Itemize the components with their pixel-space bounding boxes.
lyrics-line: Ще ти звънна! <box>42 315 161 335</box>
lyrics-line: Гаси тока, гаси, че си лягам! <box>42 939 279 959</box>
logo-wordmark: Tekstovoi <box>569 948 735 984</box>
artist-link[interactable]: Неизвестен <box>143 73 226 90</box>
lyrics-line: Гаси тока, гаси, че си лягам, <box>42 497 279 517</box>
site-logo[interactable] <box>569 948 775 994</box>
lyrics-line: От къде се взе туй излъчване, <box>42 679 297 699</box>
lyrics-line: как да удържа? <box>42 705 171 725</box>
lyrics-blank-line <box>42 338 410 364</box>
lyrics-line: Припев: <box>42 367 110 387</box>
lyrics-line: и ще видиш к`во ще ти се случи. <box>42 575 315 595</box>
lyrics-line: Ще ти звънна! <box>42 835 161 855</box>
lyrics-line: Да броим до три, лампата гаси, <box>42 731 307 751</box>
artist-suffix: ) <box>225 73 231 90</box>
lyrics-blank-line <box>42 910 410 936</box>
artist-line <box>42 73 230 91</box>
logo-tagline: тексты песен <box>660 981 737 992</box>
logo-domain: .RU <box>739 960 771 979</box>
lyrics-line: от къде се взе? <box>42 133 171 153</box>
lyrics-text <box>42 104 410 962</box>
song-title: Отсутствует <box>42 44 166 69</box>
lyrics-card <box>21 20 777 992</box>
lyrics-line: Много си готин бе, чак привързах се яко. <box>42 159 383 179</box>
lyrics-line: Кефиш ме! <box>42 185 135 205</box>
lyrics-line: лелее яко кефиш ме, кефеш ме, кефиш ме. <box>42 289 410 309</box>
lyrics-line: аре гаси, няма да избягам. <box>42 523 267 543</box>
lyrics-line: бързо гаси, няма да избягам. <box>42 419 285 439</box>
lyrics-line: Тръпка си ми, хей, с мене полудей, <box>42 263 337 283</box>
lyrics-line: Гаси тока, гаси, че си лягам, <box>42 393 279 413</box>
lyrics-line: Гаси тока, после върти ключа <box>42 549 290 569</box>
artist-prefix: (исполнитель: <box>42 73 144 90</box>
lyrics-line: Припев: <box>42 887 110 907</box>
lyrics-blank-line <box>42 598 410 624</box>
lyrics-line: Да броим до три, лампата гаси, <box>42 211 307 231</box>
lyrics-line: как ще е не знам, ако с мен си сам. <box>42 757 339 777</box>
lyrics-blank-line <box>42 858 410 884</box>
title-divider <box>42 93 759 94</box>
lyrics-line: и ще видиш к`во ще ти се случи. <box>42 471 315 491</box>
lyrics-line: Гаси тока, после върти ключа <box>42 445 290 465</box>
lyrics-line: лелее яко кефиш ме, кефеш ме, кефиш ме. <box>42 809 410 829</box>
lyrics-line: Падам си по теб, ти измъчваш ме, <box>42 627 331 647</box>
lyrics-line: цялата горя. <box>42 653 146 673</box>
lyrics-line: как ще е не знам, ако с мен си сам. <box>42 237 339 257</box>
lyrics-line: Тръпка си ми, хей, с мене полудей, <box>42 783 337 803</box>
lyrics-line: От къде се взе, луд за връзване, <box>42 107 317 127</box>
■ ■ ■ ■
YOUR GOAL: Please repeat the material from its first line through the line containing "lyrics-line: Да броим до три, лампата гаси, <box>42 731", switching "лампата" to "свещта" and leaving everything else unchanged.

EXPECTED OUTPUT:
Itemize the components with their pixel-space bounding boxes.
lyrics-line: Ще ти звънна! <box>42 315 161 335</box>
lyrics-line: Гаси тока, гаси, че си лягам! <box>42 939 279 959</box>
logo-wordmark: Tekstovoi <box>569 948 735 984</box>
artist-link[interactable]: Неизвестен <box>143 73 226 90</box>
lyrics-line: Гаси тока, гаси, че си лягам, <box>42 497 279 517</box>
site-logo[interactable] <box>569 948 775 994</box>
lyrics-line: От къде се взе туй излъчване, <box>42 679 297 699</box>
lyrics-line: как да удържа? <box>42 705 171 725</box>
lyrics-blank-line <box>42 338 410 364</box>
lyrics-line: Припев: <box>42 367 110 387</box>
lyrics-line: и ще видиш к`во ще ти се случи. <box>42 575 315 595</box>
lyrics-line: Ще ти звънна! <box>42 835 161 855</box>
lyrics-line: Да броим до три, свещта гаси, <box>42 731 307 751</box>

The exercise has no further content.